[THE EXERCISE]: Pictures should be excluded; otherwise, copy every entry exactly.

[TASK MATERIAL]:
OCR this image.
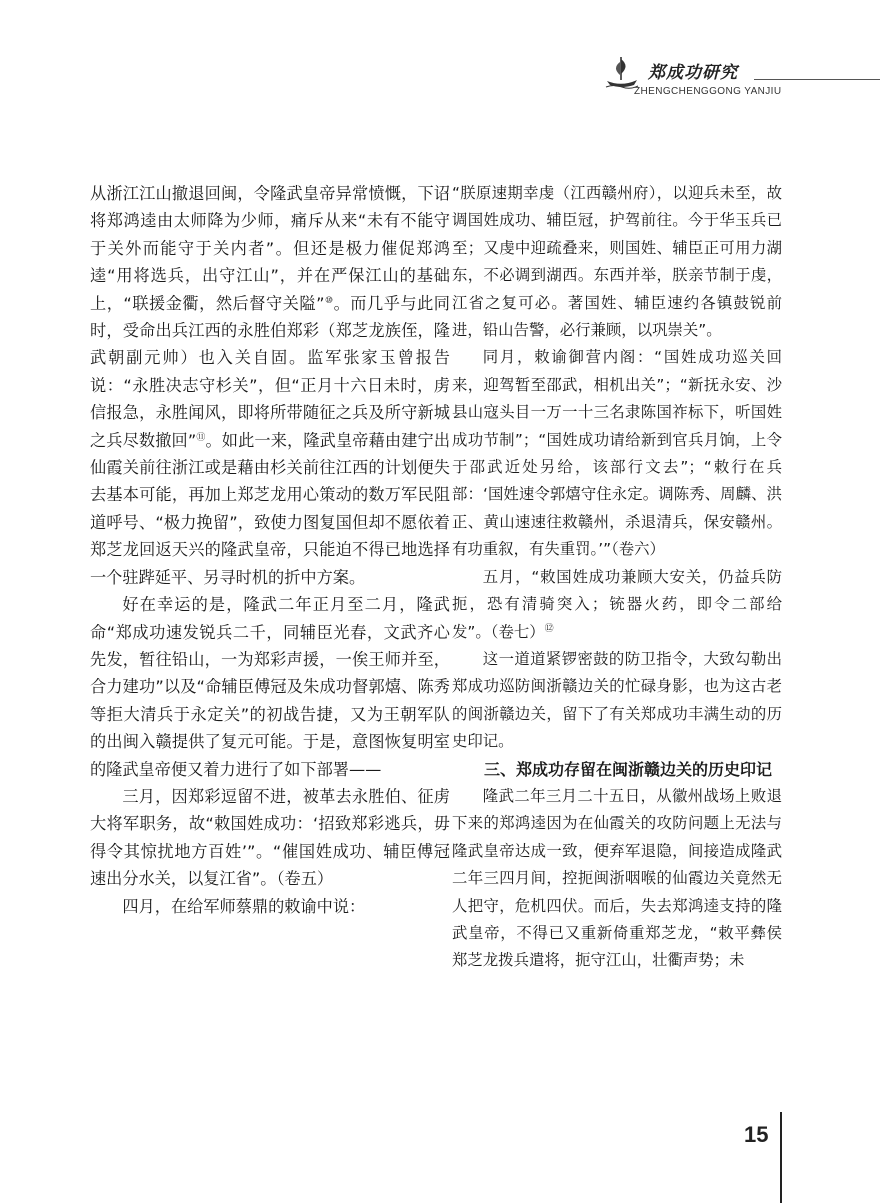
郑成功研究
ZHENGCHENGGONG YANJIU

从浙江江山撤退回闽，令隆武皇帝异常愤慨，下诏将郑鸿逵由太师降为少师，痛斥从来“未有不能守于关外而能守于关内者”。但还是极力催促郑鸿逵“用将选兵，出守江山”，并在严保江山的基础上，“联援金衢，然后督守关隘”⑩。而几乎与此同时，受命出兵江西的永胜伯郑彩（郑芝龙族侄，隆武朝副元帅）也入关自固。监军张家玉曾报告说：“永胜决志守杉关”，但“正月十六日未时，虏信报急，永胜闻风，即将所带随征之兵及所守新城之兵尽数撤回”⑪。如此一来，隆武皇帝藉由建宁出仙霞关前往浙江或是藉由杉关前往江西的计划便失去基本可能，再加上郑芝龙用心策动的数万军民阻道呼号、“极力挽留”，致使力图复国但却不愿依着郑芝龙回返天兴的隆武皇帝，只能迫不得已地选择一个驻跸延平、另寻时机的折中方案。

好在幸运的是，隆武二年正月至二月，隆武命“郑成功速发锐兵二千，同辅臣光春，文武齐心先发，暂往铅山，一为郑彩声援，一俟王师并至，合力建功”以及“命辅臣傅冠及朱成功督郭熺、陈秀等拒大清兵于永定关”的初战告捷，又为王朝军队的出闽入赣提供了复元可能。于是，意图恢复明室的隆武皇帝便又着力进行了如下部署——

三月，因郑彩逗留不进，被革去永胜伯、征虏大将军职务，故“敕国姓成功：‘招致郑彩逃兵，毋得令其惊扰地方百姓’”。“催国姓成功、辅臣傅冠速出分水关，以复江省”。（卷五）

四月，在给军师蔡鼎的敕谕中说：

“朕原速期幸虔（江西赣州府），以迎兵未至，故调国姓成功、辅臣冠，护驾前往。今于华玉兵已至；又虔中迎疏叠来，则国姓、辅臣正可用力湖东，不必调到湖西。东西并举，朕亲节制于虔，江省之复可必。著国姓、辅臣速约各镇鼓锐前进，铅山告警，必行兼顾，以巩崇关”。

同月，敕谕御营内阁：“国姓成功巡关回来，迎驾暂至邵武，相机出关”；“新抚永安、沙县山寇头目一万一十三名隶陈国祚标下，听国姓成功节制”；“国姓成功请给新到官兵月饷，上令于邵武近处另给，该部行文去”；“敕行在兵部：‘国姓速令郭熺守住永定。调陈秀、周麟、洪正、黄山速速往救赣州，杀退清兵，保安赣州。有功重叙，有失重罚。’”（卷六）

五月，“敕国姓成功兼顾大安关，仍益兵防扼，恐有清骑突入；铳器火药，即令二部给发”。（卷七）⑫

这一道道紧锣密鼓的防卫指令，大致勾勒出郑成功巡防闽浙赣边关的忙碌身影，也为这古老的闽浙赣边关，留下了有关郑成功丰满生动的历史印记。

三、郑成功存留在闽浙赣边关的历史印记

隆武二年三月二十五日，从徽州战场上败退下来的郑鸿逵因为在仙霞关的攻防问题上无法与隆武皇帝达成一致，便弃军退隐，间接造成隆武二年三四月间，控扼闽浙咽喉的仙霞边关竟然无人把守，危机四伏。而后，失去郑鸿逵支持的隆武皇帝，不得已又重新倚重郑芝龙，“敕平彝侯郑芝龙拨兵遣将，扼守江山，壮衢声势；未

15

[WRITTEN REPLY]:
OCR this image.
郑成功研究
ZHENGCHENGGONG YANJIU

从浙江江山撤退回闽，令隆武皇帝异常愤慨，下诏将郑鸿逵由太师降为少师，痛斥从来“未有不能守于关外而能守于关内者”。但还是极力催促郑鸿逵“用将选兵，出守江山”，并在严保江山的基础上，“联援金衢，然后督守关隘”⑩。而几乎与此同时，受命出兵江西的永胜伯郑彩（郑芝龙族侄，隆武朝副元帅）也入关自固。监军张家玉曾报告说：“永胜决志守杉关”，但“正月十六日未时，虏信报急，永胜闻风，即将所带随征之兵及所守新城之兵尽数撤回”⑪。如此一来，隆武皇帝藉由建宁出仙霞关前往浙江或是藉由杉关前往江西的计划便失去基本可能，再加上郑芝龙用心策动的数万军民阻道呼号、“极力挽留”，致使力图复国但却不愿依着郑芝龙回返天兴的隆武皇帝，只能迫不得已地选择一个驻跸延平、另寻时机的折中方案。

好在幸运的是，隆武二年正月至二月，隆武命“郑成功速发锐兵二千，同辅臣光春，文武齐心先发，暂往铅山，一为郑彩声援，一俟王师并至，合力建功”以及“命辅臣傅冠及朱成功督郭熺、陈秀等拒大清兵于永定关”的初战告捷，又为王朝军队的出闽入赣提供了复元可能。于是，意图恢复明室的隆武皇帝便又着力进行了如下部署——

三月，因郑彩逗留不进，被革去永胜伯、征虏大将军职务，故“敕国姓成功：‘招致郑彩逃兵，毋得令其惊扰地方百姓’”。“催国姓成功、辅臣傅冠速出分水关，以复江省”。（卷五）

四月，在给军师蔡鼎的敕谕中说：

“朕原速期幸虔（江西赣州府），以迎兵未至，故调国姓成功、辅臣冠，护驾前往。今于华玉兵已至；又虔中迎疏叠来，则国姓、辅臣正可用力湖东，不必调到湖西。东西并举，朕亲节制于虔，江省之复可必。著国姓、辅臣速约各镇鼓锐前进，铅山告警，必行兼顾，以巩崇关”。

同月，敕谕御营内阁：“国姓成功巡关回来，迎驾暂至邵武，相机出关”；“新抚永安、沙县山寇头目一万一十三名隶陈国祚标下，听国姓成功节制”；“国姓成功请给新到官兵月饷，上令于邵武近处另给，该部行文去”；“敕行在兵部：‘国姓速令郭熺守住永定。调陈秀、周麟、洪正、黄山速速往救赣州，杀退清兵，保安赣州。有功重叙，有失重罚。’”（卷六）

五月，“敕国姓成功兼顾大安关，仍益兵防扼，恐有清骑突入；铳器火药，即令二部给发”。（卷七）⑫

这一道道紧锣密鼓的防卫指令，大致勾勒出郑成功巡防闽浙赣边关的忙碌身影，也为这古老的闽浙赣边关，留下了有关郑成功丰满生动的历史印记。

三、郑成功存留在闽浙赣边关的历史印记

隆武二年三月二十五日，从徽州战场上败退下来的郑鸿逵因为在仙霞关的攻防问题上无法与隆武皇帝达成一致，便弃军退隐，间接造成隆武二年三四月间，控扼闽浙咽喉的仙霞边关竟然无人把守，危机四伏。而后，失去郑鸿逵支持的隆武皇帝，不得已又重新倚重郑芝龙，“敕平彝侯郑芝龙拨兵遣将，扼守江山，壮衢声势；未

15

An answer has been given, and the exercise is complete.